- _Recorded data_:
::::

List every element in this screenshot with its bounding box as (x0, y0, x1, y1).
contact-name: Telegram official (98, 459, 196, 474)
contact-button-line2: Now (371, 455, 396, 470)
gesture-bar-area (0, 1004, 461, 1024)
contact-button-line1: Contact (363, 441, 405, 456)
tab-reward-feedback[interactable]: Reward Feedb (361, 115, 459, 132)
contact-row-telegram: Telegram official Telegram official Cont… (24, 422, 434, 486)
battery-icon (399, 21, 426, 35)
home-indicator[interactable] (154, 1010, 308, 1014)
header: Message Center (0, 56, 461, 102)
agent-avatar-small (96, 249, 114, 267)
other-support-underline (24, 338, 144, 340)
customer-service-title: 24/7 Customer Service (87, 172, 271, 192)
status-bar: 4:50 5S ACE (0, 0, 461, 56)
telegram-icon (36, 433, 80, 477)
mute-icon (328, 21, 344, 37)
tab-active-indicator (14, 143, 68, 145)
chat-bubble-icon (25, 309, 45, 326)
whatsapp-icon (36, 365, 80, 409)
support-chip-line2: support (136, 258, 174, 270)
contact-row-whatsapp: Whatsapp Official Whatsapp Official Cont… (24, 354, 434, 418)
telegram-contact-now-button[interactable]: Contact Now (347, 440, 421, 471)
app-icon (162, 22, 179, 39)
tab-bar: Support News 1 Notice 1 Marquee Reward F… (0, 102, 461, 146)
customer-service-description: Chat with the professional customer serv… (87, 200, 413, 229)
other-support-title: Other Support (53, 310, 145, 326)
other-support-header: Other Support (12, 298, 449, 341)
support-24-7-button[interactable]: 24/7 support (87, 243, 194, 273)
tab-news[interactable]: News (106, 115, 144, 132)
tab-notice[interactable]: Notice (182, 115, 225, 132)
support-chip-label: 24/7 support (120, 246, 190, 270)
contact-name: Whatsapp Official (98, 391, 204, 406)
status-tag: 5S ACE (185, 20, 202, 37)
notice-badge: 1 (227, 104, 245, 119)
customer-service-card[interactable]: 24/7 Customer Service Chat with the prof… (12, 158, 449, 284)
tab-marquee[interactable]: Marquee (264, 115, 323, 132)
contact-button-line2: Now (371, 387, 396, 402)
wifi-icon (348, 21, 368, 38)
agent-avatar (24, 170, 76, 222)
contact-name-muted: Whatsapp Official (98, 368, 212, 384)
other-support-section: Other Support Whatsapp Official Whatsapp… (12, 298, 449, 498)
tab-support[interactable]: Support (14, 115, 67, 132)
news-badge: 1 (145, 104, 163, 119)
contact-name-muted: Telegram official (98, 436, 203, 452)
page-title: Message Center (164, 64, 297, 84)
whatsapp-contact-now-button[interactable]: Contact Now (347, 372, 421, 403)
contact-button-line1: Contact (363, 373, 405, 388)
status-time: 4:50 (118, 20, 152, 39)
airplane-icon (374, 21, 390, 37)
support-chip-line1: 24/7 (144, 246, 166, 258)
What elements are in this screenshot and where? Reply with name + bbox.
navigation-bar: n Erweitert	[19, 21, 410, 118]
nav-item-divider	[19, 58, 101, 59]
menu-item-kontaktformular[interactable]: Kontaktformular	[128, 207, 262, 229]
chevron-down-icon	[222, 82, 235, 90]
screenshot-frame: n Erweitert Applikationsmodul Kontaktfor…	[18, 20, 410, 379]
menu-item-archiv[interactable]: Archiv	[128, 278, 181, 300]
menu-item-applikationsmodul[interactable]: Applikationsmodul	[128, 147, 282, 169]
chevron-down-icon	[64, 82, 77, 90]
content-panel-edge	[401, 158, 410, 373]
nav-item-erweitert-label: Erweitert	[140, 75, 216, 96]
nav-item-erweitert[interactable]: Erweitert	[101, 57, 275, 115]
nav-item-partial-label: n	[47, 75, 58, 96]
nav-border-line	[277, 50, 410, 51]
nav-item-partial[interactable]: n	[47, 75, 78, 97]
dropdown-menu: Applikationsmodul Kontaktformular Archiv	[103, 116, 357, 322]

::::

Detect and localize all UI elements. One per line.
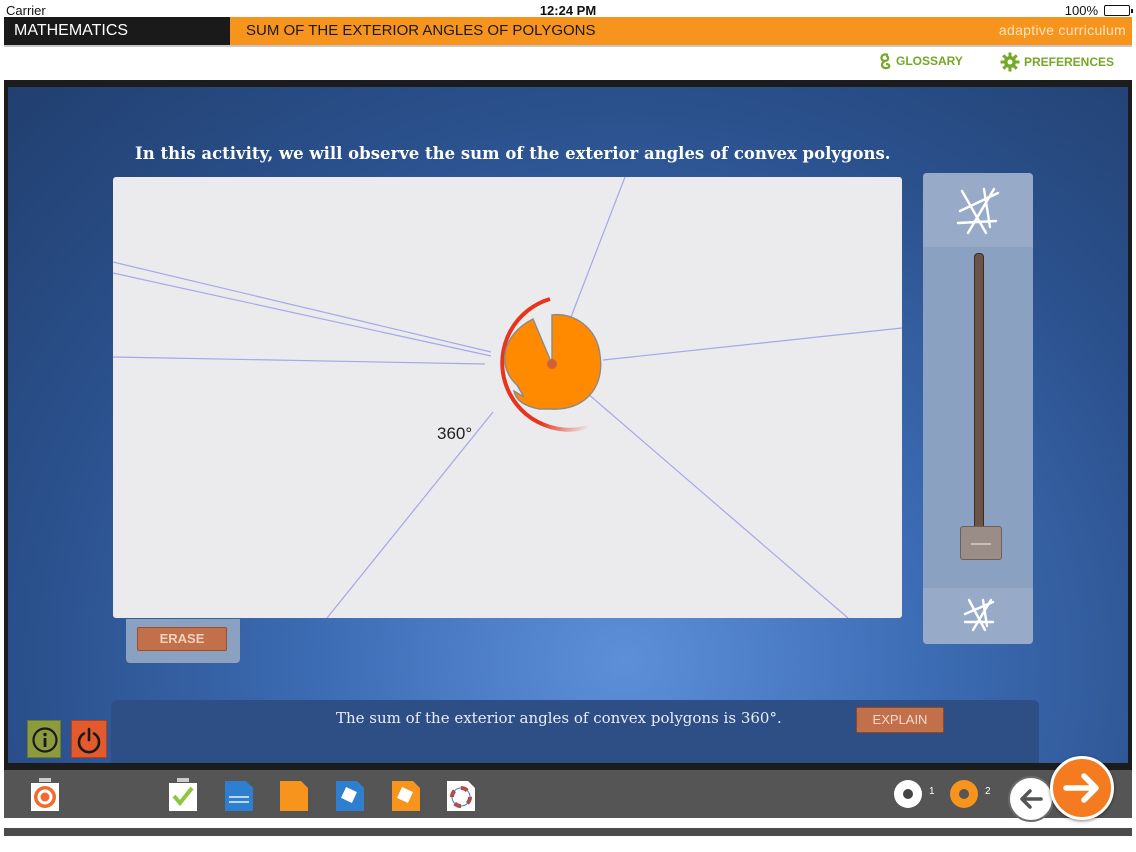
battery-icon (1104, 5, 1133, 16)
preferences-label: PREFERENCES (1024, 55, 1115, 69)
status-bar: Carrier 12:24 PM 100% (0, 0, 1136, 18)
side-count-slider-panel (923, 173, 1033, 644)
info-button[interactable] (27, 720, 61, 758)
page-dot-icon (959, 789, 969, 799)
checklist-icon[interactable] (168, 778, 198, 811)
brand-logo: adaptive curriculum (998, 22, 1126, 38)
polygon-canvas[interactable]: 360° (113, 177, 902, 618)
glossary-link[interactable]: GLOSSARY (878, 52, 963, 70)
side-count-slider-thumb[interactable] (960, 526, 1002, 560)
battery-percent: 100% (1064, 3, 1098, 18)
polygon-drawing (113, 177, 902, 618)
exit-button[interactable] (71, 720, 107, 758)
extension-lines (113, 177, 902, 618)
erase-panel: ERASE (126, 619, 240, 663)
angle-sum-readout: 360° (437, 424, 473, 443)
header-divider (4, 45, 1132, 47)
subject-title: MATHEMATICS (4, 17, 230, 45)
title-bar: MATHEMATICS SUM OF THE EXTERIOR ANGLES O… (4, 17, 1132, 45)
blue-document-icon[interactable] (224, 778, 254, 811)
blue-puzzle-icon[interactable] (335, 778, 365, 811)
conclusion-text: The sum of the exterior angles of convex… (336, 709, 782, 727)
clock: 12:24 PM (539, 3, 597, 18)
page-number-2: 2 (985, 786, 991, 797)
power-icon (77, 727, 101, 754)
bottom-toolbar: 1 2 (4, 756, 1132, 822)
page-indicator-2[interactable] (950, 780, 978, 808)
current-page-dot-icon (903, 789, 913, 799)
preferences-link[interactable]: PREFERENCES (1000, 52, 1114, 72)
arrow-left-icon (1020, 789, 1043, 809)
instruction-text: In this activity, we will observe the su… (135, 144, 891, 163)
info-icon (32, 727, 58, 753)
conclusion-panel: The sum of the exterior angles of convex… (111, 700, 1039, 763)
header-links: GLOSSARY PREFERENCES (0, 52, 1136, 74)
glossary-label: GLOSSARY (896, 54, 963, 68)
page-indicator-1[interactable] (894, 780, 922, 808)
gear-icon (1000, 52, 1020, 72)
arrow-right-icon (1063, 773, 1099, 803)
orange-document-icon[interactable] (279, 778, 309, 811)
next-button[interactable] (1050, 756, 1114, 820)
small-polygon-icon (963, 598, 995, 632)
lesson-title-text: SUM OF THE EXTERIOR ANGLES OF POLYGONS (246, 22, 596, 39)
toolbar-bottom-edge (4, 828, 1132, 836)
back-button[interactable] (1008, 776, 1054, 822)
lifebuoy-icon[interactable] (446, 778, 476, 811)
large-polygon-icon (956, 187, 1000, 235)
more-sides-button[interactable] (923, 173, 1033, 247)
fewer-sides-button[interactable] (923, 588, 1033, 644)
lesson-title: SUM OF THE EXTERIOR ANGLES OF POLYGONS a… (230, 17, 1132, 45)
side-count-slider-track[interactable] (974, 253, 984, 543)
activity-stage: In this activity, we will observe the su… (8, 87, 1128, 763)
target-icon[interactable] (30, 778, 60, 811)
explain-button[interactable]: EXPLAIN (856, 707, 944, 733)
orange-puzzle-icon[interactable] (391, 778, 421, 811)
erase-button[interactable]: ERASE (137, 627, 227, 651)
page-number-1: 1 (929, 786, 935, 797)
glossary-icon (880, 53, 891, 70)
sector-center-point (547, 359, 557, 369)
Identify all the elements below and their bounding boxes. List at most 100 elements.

::::

Can you pull out the lines from the one with "battery-icon (1104, 5, 1133, 16)" through the one with "glossary-link[interactable]: GLOSSARY (878, 52, 963, 70)", including both, and reproduce them without any changes?

- _Exercise solution_:
battery-icon (1104, 5, 1133, 16)
preferences-label: PREFERENCES (1024, 55, 1115, 69)
status-bar: Carrier 12:24 PM 100% (0, 0, 1136, 18)
side-count-slider-panel (923, 173, 1033, 644)
info-button[interactable] (27, 720, 61, 758)
page-dot-icon (959, 789, 969, 799)
checklist-icon[interactable] (168, 778, 198, 811)
brand-logo: adaptive curriculum (998, 22, 1126, 38)
polygon-canvas[interactable]: 360° (113, 177, 902, 618)
glossary-link[interactable]: GLOSSARY (878, 52, 963, 70)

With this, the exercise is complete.